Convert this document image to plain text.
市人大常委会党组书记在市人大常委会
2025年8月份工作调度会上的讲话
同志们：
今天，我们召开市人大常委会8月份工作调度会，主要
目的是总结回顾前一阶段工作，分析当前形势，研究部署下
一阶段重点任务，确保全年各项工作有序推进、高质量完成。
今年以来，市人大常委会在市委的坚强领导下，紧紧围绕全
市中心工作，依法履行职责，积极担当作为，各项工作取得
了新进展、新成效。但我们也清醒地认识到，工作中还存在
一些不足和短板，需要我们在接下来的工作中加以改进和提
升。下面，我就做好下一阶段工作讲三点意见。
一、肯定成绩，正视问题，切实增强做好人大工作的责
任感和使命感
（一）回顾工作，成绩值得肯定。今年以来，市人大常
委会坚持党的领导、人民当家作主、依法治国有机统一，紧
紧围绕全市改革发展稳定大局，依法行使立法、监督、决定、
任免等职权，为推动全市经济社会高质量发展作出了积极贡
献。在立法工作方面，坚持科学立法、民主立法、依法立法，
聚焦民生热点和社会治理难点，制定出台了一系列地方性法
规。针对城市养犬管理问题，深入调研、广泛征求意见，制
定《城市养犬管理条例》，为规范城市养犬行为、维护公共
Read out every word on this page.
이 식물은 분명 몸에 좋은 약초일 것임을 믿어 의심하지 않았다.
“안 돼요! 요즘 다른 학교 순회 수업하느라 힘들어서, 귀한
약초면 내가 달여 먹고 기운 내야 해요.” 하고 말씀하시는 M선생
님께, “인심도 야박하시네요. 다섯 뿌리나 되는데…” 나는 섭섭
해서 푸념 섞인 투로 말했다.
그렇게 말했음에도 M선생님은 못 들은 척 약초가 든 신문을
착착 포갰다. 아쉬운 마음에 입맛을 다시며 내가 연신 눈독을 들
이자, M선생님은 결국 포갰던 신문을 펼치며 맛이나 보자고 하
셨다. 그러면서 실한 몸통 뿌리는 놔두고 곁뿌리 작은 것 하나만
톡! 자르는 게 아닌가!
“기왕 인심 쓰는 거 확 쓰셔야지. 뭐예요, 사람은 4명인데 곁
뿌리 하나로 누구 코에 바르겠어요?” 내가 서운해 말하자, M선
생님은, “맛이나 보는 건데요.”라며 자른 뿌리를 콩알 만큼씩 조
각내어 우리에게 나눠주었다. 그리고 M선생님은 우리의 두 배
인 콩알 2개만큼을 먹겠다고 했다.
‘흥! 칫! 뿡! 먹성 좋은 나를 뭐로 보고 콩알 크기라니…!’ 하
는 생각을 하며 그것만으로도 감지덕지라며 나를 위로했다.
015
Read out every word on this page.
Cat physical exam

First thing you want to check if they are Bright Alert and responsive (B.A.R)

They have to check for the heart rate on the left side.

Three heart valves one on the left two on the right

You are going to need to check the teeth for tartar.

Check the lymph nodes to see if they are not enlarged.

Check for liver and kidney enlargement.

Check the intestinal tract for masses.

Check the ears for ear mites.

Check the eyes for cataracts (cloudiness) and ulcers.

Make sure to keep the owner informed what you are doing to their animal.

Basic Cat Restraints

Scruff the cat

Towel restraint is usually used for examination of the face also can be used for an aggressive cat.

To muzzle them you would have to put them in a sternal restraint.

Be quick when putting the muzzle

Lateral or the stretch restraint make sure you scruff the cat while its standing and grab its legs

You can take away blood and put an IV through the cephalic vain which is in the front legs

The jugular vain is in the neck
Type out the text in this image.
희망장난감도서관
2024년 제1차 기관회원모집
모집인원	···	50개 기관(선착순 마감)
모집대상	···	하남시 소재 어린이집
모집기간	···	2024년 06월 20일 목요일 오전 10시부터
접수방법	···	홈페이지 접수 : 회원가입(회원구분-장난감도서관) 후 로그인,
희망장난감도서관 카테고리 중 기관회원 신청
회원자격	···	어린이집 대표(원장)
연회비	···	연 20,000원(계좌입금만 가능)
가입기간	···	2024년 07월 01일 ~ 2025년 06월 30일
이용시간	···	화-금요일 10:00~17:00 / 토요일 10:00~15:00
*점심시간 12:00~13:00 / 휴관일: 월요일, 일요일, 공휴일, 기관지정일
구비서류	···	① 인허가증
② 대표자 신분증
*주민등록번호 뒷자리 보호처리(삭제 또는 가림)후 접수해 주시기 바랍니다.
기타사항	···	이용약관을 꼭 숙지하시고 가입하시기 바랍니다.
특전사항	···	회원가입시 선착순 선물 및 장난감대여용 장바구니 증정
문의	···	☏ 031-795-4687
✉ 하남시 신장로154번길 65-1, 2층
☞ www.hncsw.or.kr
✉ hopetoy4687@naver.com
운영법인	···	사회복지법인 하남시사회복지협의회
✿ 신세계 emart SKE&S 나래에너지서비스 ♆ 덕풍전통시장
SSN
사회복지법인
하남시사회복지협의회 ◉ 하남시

--*--

*Task:* Return only those lines of the records that contain the string "this".

*Full response:*
Convert this document image to plain text.
Read out every word on this page.
Read out every word on this page.
Type out the text in this image.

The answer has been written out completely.